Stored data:
::::::::

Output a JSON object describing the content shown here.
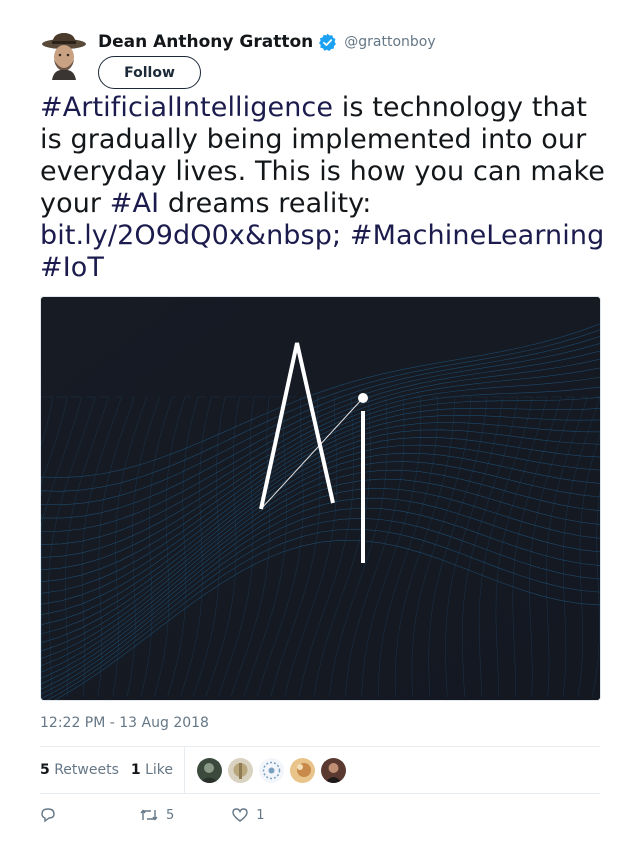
{
  "colors": {
    "link": "#1b1b4d",
    "verified": "#1da1f2",
    "text": "#14171a",
    "muted": "#657786",
    "media_bg": "#171a22"
  },
  "author": {
    "display_name": "Dean Anthony Gratton",
    "handle": "@grattonboy",
    "verified": true,
    "avatar": "avatar-man-with-fedora",
    "follow_label": "Follow"
  },
  "tweet": {
    "text_segments": [
      {
        "type": "hashtag",
        "text": "#ArtificialIntelligence"
      },
      {
        "type": "text",
        "text": " is technology that is gradually being implemented into our everyday lives. This is how you can make your "
      },
      {
        "type": "hashtag",
        "text": "#AI"
      },
      {
        "type": "text",
        "text": " dreams reality: "
      },
      {
        "type": "link",
        "text": "bit.ly/2O9dQ0x&nbsp;"
      },
      {
        "type": "text",
        "text": " "
      },
      {
        "type": "hashtag",
        "text": "#MachineLearning"
      },
      {
        "type": "text",
        "text": " "
      },
      {
        "type": "hashtag",
        "text": "#IoT"
      }
    ],
    "media": {
      "description_icon": "ai-logo-image",
      "logo_text": "AI"
    },
    "timestamp": "12:22 PM - 13 Aug 2018"
  },
  "stats": {
    "retweets_count": "5",
    "retweets_label": "Retweets",
    "likes_count": "1",
    "likes_label": "Like",
    "likers": [
      "liker-avatar-1",
      "liker-avatar-2",
      "liker-avatar-3",
      "liker-avatar-4",
      "liker-avatar-5"
    ]
  },
  "actions": {
    "reply_count": "",
    "retweet_count": "5",
    "like_count": "1"
  }
}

::::::::

INSTRUCTIONS FOR THE TASK – From the listing, extract all text exactly as given and drop any picture.

EXERCISE RESPONSE –
Output a JSON object describing the content shown here.
{
  "colors": {
    "link": "#1b1b4d",
    "verified": "#1da1f2",
    "text": "#14171a",
    "muted": "#657786",
    "media_bg": "#171a22"
  },
  "author": {
    "display_name": "Dean Anthony Gratton",
    "handle": "@grattonboy",
    "verified": true,
    "avatar": "avatar-man-with-fedora",
    "follow_label": "Follow"
  },
  "tweet": {
    "text_segments": [
      {
        "type": "hashtag",
        "text": "#ArtificialIntelligence"
      },
      {
        "type": "text",
        "text": " is technology that is gradually being implemented into our everyday lives. This is how you can make your "
      },
      {
        "type": "hashtag",
        "text": "#AI"
      },
      {
        "type": "text",
        "text": " dreams reality: "
      },
      {
        "type": "link",
        "text": "bit.ly/2O9dQ0x&nbsp;"
      },
      {
        "type": "text",
        "text": " "
      },
      {
        "type": "hashtag",
        "text": "#MachineLearning"
      },
      {
        "type": "text",
        "text": " "
      },
      {
        "type": "hashtag",
        "text": "#IoT"
      }
    ],
    "media": {
      "description_icon": "ai-logo-image",
      "logo_text": "AI"
    },
    "timestamp": "12:22 PM - 13 Aug 2018"
  },
  "stats": {
    "retweets_count": "5",
    "retweets_label": "Retweets",
    "likes_count": "1",
    "likes_label": "Like",
    "likers": [
      "liker-avatar-1",
      "liker-avatar-2",
      "liker-avatar-3",
      "liker-avatar-4",
      "liker-avatar-5"
    ]
  },
  "actions": {
    "reply_count": "",
    "retweet_count": "5",
    "like_count": "1"
  }
}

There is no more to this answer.